**Work to do**
Give only the number of lines in the records below that contain the word "Председатель".

**** Input records

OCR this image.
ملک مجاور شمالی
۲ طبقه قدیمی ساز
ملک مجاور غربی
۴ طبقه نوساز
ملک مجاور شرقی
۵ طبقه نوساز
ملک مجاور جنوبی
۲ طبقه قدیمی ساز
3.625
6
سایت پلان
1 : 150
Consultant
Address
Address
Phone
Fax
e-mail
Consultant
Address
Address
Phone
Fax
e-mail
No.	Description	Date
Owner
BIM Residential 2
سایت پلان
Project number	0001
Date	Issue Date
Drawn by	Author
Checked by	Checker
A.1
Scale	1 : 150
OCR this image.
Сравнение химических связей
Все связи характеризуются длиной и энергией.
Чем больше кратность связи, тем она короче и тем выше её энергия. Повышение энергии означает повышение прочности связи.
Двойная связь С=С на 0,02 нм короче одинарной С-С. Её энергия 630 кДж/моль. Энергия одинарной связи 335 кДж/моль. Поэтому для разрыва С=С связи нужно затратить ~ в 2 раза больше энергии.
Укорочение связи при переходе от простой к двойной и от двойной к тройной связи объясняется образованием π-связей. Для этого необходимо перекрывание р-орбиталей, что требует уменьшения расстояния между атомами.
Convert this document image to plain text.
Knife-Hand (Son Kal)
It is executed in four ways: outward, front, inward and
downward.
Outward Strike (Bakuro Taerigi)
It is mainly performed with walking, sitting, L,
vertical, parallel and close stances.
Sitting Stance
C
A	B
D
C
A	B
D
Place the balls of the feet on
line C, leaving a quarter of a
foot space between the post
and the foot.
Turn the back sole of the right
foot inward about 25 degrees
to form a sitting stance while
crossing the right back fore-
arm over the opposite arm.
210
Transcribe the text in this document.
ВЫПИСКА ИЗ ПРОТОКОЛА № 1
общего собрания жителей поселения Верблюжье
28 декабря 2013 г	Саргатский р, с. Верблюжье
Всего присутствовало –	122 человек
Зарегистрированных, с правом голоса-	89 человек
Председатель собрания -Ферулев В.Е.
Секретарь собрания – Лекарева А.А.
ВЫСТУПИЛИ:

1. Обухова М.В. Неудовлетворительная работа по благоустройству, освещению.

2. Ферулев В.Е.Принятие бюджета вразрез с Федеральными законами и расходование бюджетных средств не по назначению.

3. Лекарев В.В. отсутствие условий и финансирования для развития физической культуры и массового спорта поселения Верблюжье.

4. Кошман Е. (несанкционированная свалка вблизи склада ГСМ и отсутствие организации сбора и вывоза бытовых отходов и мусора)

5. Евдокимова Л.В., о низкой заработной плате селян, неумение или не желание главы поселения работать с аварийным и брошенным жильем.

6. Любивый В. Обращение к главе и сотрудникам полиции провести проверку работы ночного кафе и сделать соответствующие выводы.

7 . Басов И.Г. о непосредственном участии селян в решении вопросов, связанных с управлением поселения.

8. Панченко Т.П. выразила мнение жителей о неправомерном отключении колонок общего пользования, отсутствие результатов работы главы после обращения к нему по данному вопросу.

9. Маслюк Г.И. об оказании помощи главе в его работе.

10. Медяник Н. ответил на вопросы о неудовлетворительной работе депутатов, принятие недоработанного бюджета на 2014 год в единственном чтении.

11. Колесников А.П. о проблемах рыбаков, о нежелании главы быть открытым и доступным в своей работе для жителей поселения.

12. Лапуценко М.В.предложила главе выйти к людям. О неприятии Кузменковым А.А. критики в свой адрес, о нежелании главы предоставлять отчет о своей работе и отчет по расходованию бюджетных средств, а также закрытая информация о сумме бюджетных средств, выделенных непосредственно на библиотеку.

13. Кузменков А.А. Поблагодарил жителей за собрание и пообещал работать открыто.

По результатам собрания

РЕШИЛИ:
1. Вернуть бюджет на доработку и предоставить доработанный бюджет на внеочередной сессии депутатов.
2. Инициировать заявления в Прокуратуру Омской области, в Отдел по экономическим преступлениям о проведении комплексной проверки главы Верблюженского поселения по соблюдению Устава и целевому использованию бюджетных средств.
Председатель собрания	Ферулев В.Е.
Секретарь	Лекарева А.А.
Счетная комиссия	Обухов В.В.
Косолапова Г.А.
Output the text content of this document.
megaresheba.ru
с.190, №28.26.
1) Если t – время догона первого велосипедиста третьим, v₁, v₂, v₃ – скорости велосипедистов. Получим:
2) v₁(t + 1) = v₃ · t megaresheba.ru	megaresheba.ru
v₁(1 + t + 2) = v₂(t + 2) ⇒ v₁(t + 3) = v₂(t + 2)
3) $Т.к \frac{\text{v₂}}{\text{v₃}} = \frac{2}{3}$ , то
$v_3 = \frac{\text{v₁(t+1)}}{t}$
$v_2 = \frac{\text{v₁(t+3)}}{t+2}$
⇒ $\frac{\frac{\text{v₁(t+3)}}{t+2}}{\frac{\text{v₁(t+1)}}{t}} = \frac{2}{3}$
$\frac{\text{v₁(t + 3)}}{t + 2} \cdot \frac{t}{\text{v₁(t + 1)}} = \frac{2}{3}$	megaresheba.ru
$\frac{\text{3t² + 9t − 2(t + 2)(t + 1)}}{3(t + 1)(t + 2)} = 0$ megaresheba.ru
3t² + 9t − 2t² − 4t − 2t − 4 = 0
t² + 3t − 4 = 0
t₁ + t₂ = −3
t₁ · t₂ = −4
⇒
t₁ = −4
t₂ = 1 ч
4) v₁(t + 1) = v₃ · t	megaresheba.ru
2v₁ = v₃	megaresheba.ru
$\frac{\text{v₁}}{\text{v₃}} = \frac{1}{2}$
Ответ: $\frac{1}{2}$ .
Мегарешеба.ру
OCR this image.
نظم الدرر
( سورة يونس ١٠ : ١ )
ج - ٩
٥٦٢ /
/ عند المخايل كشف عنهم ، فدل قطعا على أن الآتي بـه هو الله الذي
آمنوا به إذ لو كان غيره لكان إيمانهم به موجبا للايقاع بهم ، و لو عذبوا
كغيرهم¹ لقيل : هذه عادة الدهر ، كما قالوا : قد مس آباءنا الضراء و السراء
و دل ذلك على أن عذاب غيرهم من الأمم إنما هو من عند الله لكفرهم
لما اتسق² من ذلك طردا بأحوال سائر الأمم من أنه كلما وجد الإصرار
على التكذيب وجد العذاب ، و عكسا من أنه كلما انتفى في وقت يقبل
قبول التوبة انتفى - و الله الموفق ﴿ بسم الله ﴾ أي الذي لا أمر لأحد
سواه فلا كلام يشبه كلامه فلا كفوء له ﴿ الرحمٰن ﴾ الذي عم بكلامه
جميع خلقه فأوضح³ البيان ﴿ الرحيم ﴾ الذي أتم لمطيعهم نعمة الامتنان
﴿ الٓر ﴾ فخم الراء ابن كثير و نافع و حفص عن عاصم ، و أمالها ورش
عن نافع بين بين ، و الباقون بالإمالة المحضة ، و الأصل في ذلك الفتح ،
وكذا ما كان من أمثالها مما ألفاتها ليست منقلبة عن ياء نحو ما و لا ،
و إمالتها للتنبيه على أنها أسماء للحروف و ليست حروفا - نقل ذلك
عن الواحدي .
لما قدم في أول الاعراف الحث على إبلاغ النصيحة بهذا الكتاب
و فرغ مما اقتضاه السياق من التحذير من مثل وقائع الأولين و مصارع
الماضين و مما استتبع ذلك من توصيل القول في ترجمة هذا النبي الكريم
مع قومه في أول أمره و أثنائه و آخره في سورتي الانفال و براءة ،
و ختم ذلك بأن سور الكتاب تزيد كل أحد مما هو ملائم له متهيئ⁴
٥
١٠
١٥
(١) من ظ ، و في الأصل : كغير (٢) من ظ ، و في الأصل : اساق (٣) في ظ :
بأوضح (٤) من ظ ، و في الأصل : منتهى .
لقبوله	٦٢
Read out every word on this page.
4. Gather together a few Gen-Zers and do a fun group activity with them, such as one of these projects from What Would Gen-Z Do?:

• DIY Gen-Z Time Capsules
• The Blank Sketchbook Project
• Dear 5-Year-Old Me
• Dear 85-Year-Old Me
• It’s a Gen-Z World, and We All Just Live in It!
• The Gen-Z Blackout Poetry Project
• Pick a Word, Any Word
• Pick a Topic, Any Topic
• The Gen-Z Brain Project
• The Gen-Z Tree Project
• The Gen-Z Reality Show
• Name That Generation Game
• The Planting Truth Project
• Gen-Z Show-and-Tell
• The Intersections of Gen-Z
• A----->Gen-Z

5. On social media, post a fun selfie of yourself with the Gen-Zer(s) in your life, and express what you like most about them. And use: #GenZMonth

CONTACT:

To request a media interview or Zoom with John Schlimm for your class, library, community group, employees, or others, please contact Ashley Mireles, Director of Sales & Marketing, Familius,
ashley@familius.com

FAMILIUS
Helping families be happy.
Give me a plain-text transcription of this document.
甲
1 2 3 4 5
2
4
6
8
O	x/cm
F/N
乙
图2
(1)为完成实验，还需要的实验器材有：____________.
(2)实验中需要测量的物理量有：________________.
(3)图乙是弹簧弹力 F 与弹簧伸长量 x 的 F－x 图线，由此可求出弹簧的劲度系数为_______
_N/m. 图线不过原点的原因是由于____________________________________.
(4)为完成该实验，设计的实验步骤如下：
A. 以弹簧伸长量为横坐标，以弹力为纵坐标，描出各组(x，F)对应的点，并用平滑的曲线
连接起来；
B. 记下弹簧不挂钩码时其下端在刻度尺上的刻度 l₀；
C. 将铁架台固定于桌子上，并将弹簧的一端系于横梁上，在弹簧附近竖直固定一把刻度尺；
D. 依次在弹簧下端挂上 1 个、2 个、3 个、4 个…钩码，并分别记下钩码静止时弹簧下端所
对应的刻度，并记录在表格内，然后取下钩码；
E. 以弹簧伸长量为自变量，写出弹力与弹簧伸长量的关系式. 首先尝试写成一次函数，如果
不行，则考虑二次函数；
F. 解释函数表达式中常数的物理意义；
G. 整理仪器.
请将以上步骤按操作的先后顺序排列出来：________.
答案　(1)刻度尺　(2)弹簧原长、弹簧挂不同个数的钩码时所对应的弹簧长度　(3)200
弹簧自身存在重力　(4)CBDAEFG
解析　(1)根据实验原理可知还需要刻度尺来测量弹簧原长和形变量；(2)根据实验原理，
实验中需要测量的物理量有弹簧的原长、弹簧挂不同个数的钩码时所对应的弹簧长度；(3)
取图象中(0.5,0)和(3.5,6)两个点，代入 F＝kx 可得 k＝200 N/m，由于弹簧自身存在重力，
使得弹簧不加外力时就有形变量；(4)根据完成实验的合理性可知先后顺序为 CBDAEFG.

********

**Solution for this problem**
2